◆ Problem statement ◆
Give a count of the lines below that have the string "this" in them, with no other words.

╭─ Input records

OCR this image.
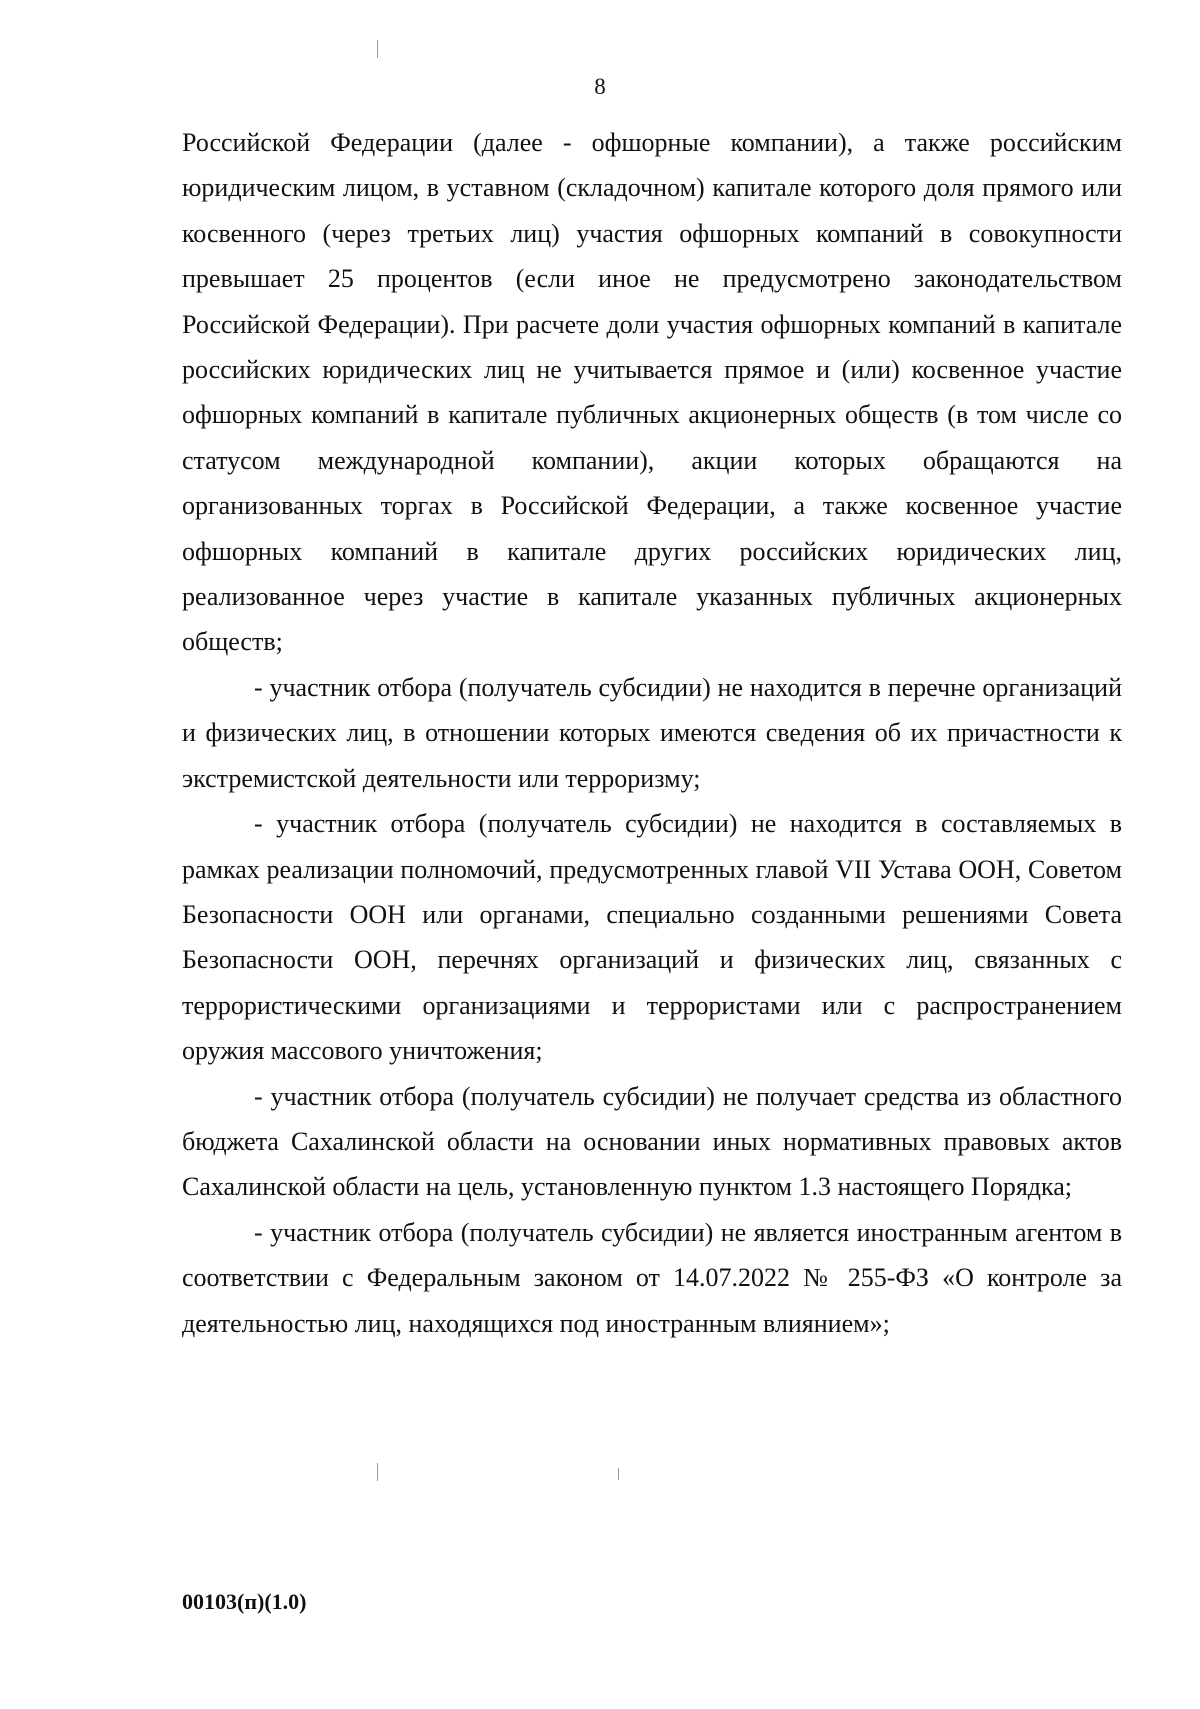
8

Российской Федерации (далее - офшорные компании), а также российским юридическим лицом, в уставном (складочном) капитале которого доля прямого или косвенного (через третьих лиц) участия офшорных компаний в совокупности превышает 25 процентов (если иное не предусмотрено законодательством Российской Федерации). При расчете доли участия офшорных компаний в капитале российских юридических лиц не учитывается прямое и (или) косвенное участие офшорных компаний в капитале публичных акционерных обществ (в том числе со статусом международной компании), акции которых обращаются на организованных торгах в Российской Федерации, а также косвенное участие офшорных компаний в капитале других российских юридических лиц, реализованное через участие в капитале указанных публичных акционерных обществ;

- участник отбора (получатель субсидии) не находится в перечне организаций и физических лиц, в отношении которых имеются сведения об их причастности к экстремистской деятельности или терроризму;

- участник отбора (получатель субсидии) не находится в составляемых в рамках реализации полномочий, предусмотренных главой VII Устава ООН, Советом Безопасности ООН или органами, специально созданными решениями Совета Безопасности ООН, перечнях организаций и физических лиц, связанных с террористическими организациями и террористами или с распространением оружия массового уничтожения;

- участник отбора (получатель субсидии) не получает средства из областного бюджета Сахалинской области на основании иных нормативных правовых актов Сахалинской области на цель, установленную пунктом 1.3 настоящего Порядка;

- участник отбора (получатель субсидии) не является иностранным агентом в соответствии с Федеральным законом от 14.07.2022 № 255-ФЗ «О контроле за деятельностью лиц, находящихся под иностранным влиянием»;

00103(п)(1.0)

╰─
╭─ Input records

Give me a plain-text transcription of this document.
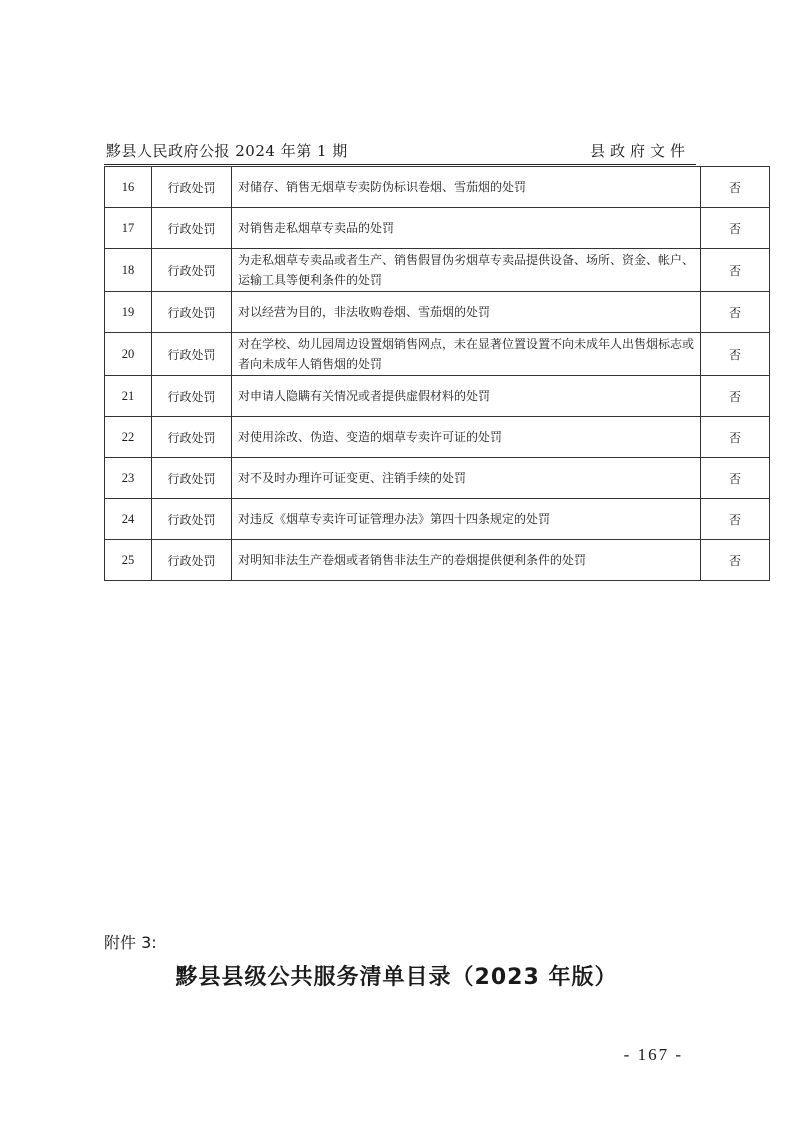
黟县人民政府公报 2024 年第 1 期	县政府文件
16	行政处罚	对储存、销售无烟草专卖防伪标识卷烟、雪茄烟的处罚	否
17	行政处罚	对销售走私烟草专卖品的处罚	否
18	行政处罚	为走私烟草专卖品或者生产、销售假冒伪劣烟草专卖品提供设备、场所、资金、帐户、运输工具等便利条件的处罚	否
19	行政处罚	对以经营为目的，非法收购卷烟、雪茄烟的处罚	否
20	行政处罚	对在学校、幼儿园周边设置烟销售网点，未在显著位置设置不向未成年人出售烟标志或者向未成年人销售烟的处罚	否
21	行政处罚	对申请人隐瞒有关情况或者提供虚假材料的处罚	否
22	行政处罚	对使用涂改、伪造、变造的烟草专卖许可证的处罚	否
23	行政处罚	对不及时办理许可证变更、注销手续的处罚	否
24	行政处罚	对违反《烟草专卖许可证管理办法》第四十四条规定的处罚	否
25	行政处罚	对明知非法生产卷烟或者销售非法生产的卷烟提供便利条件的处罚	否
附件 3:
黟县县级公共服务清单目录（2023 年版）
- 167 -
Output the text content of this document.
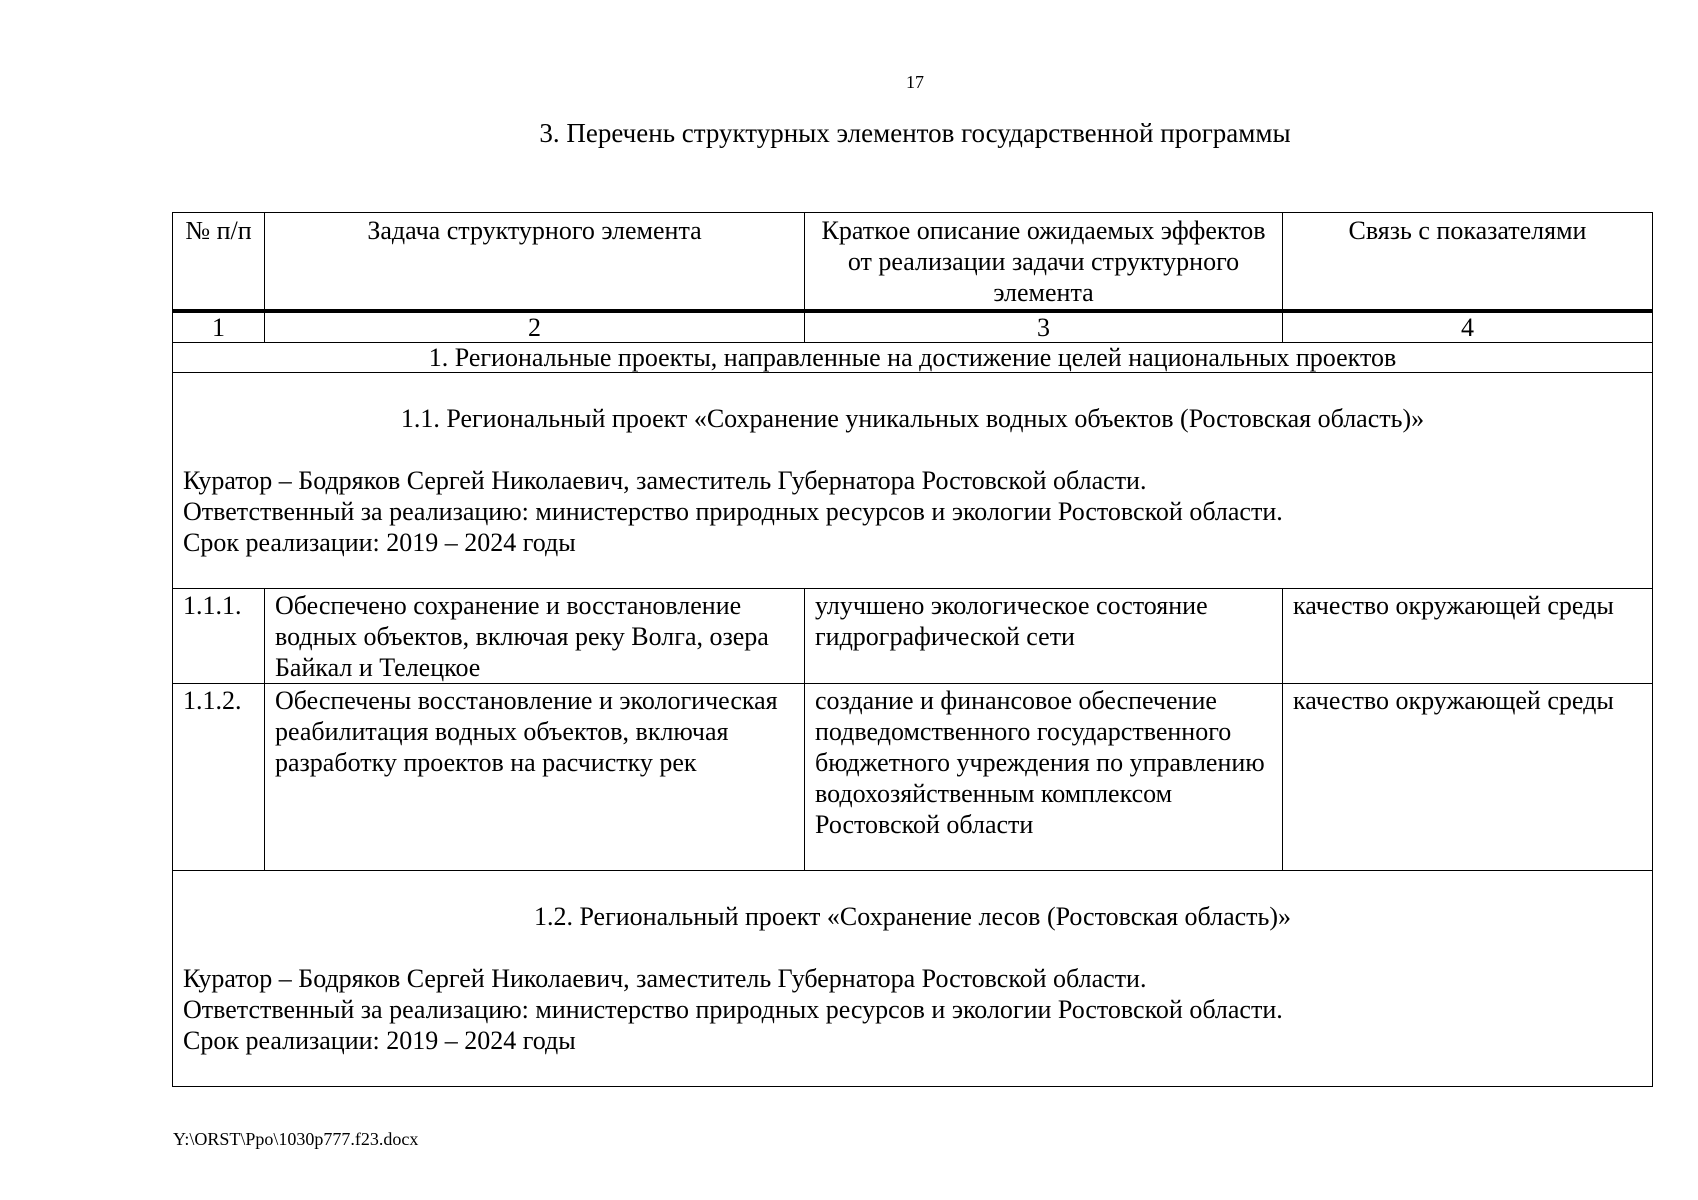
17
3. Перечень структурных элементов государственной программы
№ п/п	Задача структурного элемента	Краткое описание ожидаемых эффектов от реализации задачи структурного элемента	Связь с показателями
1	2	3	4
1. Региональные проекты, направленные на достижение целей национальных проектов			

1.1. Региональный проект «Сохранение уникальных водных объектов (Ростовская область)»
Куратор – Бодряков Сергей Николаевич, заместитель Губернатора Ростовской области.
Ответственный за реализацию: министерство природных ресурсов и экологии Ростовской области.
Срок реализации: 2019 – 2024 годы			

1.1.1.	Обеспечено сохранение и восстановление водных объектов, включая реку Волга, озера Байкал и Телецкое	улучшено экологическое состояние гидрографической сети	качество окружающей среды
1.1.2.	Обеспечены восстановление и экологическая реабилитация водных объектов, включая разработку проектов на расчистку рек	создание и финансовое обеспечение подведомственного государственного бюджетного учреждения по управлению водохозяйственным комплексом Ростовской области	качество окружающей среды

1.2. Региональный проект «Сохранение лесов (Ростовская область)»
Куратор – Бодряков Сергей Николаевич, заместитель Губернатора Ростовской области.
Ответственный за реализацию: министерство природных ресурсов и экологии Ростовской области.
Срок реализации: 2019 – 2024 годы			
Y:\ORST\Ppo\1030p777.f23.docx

╰─
╭─ Input records

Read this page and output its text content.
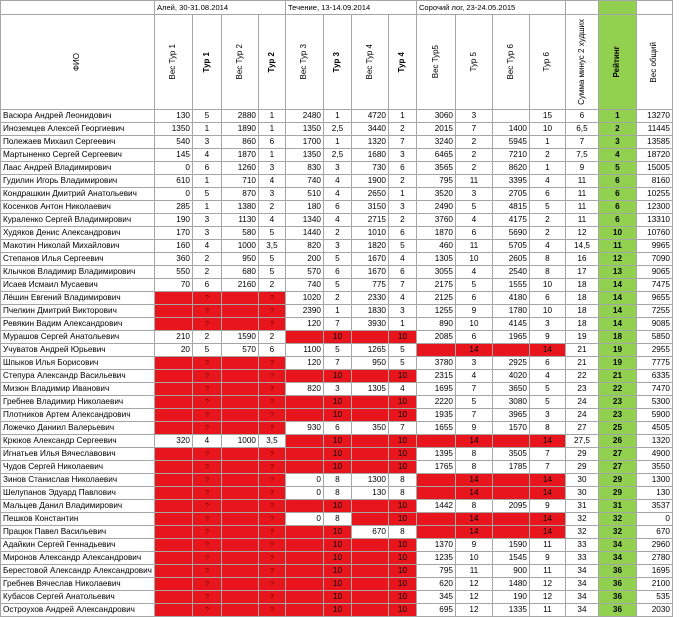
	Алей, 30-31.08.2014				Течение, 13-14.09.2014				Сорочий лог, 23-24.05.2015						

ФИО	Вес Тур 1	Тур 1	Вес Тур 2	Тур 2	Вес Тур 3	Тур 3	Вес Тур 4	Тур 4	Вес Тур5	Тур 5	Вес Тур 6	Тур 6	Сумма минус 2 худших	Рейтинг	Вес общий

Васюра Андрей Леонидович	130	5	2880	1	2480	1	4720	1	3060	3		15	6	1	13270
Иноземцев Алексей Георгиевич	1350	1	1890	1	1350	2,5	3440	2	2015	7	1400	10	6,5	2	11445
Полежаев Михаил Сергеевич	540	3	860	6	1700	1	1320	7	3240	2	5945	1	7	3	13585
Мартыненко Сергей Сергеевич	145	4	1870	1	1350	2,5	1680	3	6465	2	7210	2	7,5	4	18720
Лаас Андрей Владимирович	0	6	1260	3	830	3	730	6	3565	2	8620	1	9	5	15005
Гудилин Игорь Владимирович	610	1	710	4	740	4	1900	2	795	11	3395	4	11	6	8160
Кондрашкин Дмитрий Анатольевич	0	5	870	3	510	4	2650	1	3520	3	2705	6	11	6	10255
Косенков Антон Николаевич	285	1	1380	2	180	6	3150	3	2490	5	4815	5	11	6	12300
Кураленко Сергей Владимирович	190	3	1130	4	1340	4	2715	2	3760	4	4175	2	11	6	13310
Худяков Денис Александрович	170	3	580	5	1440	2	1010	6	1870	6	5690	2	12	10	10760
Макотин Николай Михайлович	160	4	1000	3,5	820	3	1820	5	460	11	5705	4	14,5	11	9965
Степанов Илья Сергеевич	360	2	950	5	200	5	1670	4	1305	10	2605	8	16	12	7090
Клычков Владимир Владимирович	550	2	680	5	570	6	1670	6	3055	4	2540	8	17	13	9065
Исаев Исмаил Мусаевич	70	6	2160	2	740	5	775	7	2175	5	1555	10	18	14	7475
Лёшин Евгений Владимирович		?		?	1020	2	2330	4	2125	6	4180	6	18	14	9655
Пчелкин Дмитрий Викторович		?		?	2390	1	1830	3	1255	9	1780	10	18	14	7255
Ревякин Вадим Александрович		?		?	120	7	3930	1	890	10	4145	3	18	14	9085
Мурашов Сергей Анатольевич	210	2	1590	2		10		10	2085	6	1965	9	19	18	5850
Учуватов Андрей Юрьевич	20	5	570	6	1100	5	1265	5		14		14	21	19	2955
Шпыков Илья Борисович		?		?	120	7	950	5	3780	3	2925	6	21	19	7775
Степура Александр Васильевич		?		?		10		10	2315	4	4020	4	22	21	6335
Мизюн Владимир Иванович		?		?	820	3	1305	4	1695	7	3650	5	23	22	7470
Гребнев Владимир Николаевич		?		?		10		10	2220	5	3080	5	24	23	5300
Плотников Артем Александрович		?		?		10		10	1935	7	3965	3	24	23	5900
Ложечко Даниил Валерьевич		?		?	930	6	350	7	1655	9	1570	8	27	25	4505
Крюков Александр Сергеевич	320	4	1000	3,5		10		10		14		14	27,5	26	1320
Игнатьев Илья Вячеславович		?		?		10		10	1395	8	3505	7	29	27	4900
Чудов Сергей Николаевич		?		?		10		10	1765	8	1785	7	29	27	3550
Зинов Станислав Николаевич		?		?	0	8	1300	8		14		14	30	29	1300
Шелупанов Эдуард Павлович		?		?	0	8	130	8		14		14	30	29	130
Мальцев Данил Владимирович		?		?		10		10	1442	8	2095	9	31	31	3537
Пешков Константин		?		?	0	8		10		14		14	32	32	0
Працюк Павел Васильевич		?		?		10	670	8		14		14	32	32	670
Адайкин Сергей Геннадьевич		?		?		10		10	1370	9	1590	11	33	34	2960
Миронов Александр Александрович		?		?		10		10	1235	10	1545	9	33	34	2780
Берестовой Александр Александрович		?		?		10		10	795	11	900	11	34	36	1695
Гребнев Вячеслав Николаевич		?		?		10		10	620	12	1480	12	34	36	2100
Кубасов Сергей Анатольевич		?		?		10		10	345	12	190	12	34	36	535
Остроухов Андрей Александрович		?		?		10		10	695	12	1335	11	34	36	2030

╰─

◆ Response to the exercise ◆
4